TO BE DONE:
Locate the word "результаты" in the entries below, then gather every line that holds it.

SUPPLIED RECORDS:
★ ★ ★
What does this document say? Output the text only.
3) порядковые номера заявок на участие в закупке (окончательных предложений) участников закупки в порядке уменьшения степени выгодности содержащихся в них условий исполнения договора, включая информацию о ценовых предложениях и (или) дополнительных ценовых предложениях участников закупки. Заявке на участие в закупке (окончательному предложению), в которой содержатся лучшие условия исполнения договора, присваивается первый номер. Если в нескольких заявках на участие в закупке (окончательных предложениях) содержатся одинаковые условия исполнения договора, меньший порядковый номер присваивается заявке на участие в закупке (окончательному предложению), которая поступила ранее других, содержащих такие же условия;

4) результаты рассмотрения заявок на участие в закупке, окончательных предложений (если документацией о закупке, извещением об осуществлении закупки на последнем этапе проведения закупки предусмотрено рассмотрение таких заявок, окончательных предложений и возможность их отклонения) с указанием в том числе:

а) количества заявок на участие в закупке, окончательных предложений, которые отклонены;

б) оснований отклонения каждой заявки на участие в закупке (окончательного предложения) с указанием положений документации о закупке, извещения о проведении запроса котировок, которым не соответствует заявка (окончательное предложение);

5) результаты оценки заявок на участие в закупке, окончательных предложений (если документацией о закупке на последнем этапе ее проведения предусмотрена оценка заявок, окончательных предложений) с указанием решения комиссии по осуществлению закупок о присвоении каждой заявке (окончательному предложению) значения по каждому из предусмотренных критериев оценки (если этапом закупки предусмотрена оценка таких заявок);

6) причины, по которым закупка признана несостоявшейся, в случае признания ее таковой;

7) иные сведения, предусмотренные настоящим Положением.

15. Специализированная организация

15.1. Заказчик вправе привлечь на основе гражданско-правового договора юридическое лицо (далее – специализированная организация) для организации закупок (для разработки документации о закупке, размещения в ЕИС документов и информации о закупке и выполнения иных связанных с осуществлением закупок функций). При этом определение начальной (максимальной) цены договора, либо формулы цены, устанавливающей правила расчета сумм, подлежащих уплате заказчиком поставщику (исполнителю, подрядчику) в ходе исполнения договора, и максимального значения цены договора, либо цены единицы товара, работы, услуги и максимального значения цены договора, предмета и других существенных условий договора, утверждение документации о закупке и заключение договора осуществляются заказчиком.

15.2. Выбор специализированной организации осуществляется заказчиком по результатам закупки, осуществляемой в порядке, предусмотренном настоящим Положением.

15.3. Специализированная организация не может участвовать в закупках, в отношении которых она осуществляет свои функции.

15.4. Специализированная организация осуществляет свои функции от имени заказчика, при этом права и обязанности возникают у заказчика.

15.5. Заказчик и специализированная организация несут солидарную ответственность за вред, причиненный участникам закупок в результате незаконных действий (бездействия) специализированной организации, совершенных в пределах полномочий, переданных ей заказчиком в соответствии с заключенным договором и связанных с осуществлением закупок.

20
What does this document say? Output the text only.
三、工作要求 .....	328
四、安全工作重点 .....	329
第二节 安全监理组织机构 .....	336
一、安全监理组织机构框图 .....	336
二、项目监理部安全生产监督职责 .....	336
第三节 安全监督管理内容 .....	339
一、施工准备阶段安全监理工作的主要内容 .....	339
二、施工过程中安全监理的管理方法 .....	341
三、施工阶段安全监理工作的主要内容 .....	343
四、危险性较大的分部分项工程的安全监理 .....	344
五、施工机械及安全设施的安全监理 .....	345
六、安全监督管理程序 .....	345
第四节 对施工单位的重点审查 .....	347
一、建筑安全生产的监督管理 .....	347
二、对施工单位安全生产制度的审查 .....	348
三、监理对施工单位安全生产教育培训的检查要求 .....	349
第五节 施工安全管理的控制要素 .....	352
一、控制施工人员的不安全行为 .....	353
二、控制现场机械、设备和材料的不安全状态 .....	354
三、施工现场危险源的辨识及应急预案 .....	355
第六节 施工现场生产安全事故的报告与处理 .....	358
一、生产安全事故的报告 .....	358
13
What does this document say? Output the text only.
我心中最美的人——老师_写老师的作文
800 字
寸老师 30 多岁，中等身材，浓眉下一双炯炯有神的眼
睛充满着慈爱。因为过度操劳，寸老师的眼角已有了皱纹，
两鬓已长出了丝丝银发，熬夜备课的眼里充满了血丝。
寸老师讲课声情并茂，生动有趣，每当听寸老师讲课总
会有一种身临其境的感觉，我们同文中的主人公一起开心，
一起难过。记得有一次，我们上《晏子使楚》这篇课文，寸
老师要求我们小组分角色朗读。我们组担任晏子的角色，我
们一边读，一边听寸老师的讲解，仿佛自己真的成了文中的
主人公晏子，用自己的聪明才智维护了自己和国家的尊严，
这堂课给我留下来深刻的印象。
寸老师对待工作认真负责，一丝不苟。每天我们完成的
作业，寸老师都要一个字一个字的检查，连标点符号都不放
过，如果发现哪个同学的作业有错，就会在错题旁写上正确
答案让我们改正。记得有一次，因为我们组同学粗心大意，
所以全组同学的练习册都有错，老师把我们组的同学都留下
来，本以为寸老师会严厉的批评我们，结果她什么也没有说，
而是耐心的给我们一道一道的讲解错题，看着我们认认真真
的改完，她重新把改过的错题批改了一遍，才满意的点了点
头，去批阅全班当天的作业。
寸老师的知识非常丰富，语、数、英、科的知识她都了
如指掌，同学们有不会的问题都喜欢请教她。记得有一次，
★ ★ ★
THE REPLY:
4) результаты рассмотрения заявок на участие в закупке, окончательных предложений (если документацией о закупке, извещением об осуществлении закупки на последнем этапе проведения закупки предусмотрено рассмотрение таких заявок, окончательных предложений и возможность их отклонения) с указанием в том числе:
5) результаты оценки заявок на участие в закупке, окончательных предложений (если документацией о закупке на последнем этапе ее проведения предусмотрена оценка заявок, окончательных предложений) с указанием решения комиссии по осуществлению закупок о присвоении каждой заявке (окончательному предложению) значения по каждому из предусмотренных критериев оценки (если этапом закупки предусмотрена оценка таких заявок);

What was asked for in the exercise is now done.